## BEGIN Record set

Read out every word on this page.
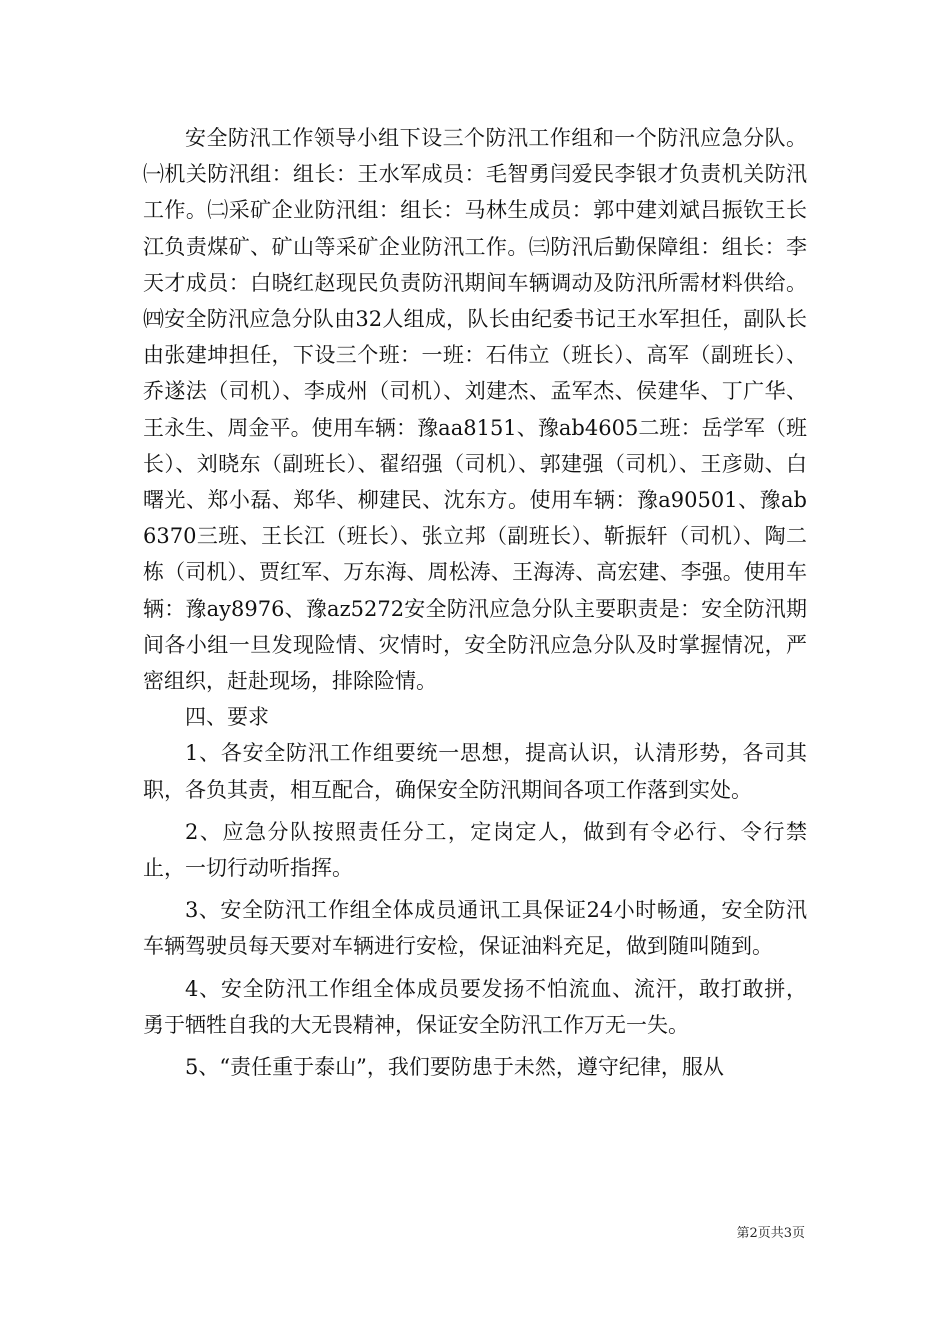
安全防汛工作领导小组下设三个防汛工作组和一个防汛应急分队。㈠机关防汛组：组长：王水军成员：毛智勇闫爱民李银才负责机关防汛工作。㈡采矿企业防汛组：组长：马林生成员：郭中建刘斌吕振钦王长江负责煤矿、矿山等采矿企业防汛工作。㈢防汛后勤保障组：组长：李天才成员：白晓红赵现民负责防汛期间车辆调动及防汛所需材料供给。㈣安全防汛应急分队由32人组成，队长由纪委书记王水军担任，副队长由张建坤担任，下设三个班：一班：石伟立（班长）、高军（副班长）、乔遂法（司机）、李成州（司机）、刘建杰、孟军杰、侯建华、丁广华、王永生、周金平。使用车辆：豫aa8151、豫ab4605二班：岳学军（班长）、刘晓东（副班长）、翟绍强（司机）、郭建强（司机）、王彦勋、白曙光、郑小磊、郑华、柳建民、沈东方。使用车辆：豫a90501、豫ab6370三班、王长江（班长）、张立邦（副班长）、靳振轩（司机）、陶二栋（司机）、贾红军、万东海、周松涛、王海涛、高宏建、李强。使用车辆：豫ay8976、豫az5272安全防汛应急分队主要职责是：安全防汛期间各小组一旦发现险情、灾情时，安全防汛应急分队及时掌握情况，严密组织，赶赴现场，排除险情。

四、要求

1、各安全防汛工作组要统一思想，提高认识，认清形势，各司其职，各负其责，相互配合，确保安全防汛期间各项工作落到实处。

2、应急分队按照责任分工，定岗定人，做到有令必行、令行禁止，一切行动听指挥。

3、安全防汛工作组全体成员通讯工具保证24小时畅通，安全防汛车辆驾驶员每天要对车辆进行安检，保证油料充足，做到随叫随到。

4、安全防汛工作组全体成员要发扬不怕流血、流汗，敢打敢拼，勇于牺牲自我的大无畏精神，保证安全防汛工作万无一失。

5、“责任重于泰山”，我们要防患于未然，遵守纪律，服从

第2页共3页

## END Record set

= Exercise =
Reproduce the material above in full and without alteration, but skip all pictures.

= Finished answer =
Read out every word on this page.
安全防汛工作领导小组下设三个防汛工作组和一个防汛应急分队。㈠机关防汛组：组长：王水军成员：毛智勇闫爱民李银才负责机关防汛工作。㈡采矿企业防汛组：组长：马林生成员：郭中建刘斌吕振钦王长江负责煤矿、矿山等采矿企业防汛工作。㈢防汛后勤保障组：组长：李天才成员：白晓红赵现民负责防汛期间车辆调动及防汛所需材料供给。㈣安全防汛应急分队由32人组成，队长由纪委书记王水军担任，副队长由张建坤担任，下设三个班：一班：石伟立（班长）、高军（副班长）、乔遂法（司机）、李成州（司机）、刘建杰、孟军杰、侯建华、丁广华、王永生、周金平。使用车辆：豫aa8151、豫ab4605二班：岳学军（班长）、刘晓东（副班长）、翟绍强（司机）、郭建强（司机）、王彦勋、白曙光、郑小磊、郑华、柳建民、沈东方。使用车辆：豫a90501、豫ab6370三班、王长江（班长）、张立邦（副班长）、靳振轩（司机）、陶二栋（司机）、贾红军、万东海、周松涛、王海涛、高宏建、李强。使用车辆：豫ay8976、豫az5272安全防汛应急分队主要职责是：安全防汛期间各小组一旦发现险情、灾情时，安全防汛应急分队及时掌握情况，严密组织，赶赴现场，排除险情。

四、要求

1、各安全防汛工作组要统一思想，提高认识，认清形势，各司其职，各负其责，相互配合，确保安全防汛期间各项工作落到实处。

2、应急分队按照责任分工，定岗定人，做到有令必行、令行禁止，一切行动听指挥。

3、安全防汛工作组全体成员通讯工具保证24小时畅通，安全防汛车辆驾驶员每天要对车辆进行安检，保证油料充足，做到随叫随到。

4、安全防汛工作组全体成员要发扬不怕流血、流汗，敢打敢拼，勇于牺牲自我的大无畏精神，保证安全防汛工作万无一失。

5、“责任重于泰山”，我们要防患于未然，遵守纪律，服从

第2页共3页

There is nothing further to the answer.